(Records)
--- start ---

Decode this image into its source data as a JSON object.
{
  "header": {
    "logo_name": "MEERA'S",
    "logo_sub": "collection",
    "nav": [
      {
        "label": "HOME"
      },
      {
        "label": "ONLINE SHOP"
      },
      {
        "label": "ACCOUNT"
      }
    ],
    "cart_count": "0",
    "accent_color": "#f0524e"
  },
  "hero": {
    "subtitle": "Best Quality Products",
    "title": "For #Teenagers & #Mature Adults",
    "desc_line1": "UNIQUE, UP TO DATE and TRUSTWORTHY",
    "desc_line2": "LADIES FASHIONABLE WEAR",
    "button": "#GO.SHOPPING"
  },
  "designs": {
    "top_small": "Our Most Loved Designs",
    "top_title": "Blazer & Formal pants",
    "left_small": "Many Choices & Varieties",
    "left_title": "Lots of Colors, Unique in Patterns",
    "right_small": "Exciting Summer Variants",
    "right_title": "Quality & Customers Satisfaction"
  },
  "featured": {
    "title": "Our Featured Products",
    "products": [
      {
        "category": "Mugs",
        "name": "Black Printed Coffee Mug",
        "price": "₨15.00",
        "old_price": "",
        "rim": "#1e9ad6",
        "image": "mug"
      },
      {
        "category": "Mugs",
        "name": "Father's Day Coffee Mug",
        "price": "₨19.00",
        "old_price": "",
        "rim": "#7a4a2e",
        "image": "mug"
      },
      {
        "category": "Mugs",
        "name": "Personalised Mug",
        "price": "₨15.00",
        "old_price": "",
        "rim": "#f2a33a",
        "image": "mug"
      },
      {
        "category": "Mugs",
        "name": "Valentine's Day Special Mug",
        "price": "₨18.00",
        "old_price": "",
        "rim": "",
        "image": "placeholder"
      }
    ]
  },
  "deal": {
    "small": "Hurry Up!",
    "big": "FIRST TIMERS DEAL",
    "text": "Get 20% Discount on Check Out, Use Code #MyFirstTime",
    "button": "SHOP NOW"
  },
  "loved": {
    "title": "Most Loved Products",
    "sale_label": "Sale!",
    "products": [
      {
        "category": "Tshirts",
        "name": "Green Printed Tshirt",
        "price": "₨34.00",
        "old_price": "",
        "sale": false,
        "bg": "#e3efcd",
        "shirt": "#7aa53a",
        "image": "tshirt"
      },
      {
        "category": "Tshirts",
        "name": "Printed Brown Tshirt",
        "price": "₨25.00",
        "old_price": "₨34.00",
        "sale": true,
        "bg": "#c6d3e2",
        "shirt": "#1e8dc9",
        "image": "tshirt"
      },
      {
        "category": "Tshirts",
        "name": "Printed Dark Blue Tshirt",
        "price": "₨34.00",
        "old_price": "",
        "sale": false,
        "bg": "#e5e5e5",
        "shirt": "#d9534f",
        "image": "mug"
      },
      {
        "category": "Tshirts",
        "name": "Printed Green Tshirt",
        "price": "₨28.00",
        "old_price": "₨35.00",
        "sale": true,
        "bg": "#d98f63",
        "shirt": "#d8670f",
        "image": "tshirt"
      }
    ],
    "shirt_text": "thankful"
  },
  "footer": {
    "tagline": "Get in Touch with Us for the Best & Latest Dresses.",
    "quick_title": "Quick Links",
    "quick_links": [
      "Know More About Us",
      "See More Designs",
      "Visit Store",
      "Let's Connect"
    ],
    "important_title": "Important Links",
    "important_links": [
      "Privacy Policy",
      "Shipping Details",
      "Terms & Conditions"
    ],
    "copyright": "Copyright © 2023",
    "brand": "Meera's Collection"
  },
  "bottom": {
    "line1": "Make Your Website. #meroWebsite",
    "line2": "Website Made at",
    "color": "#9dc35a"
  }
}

--- end ---

Task to complete: Gather all lines with the string "Printed" from the data.

Response to the exercise:
        "name": "Black Printed Coffee Mug",
        "name": "Green Printed Tshirt",
        "name": "Printed Brown Tshirt",
        "name": "Printed Dark Blue Tshirt",
        "name": "Printed Green Tshirt",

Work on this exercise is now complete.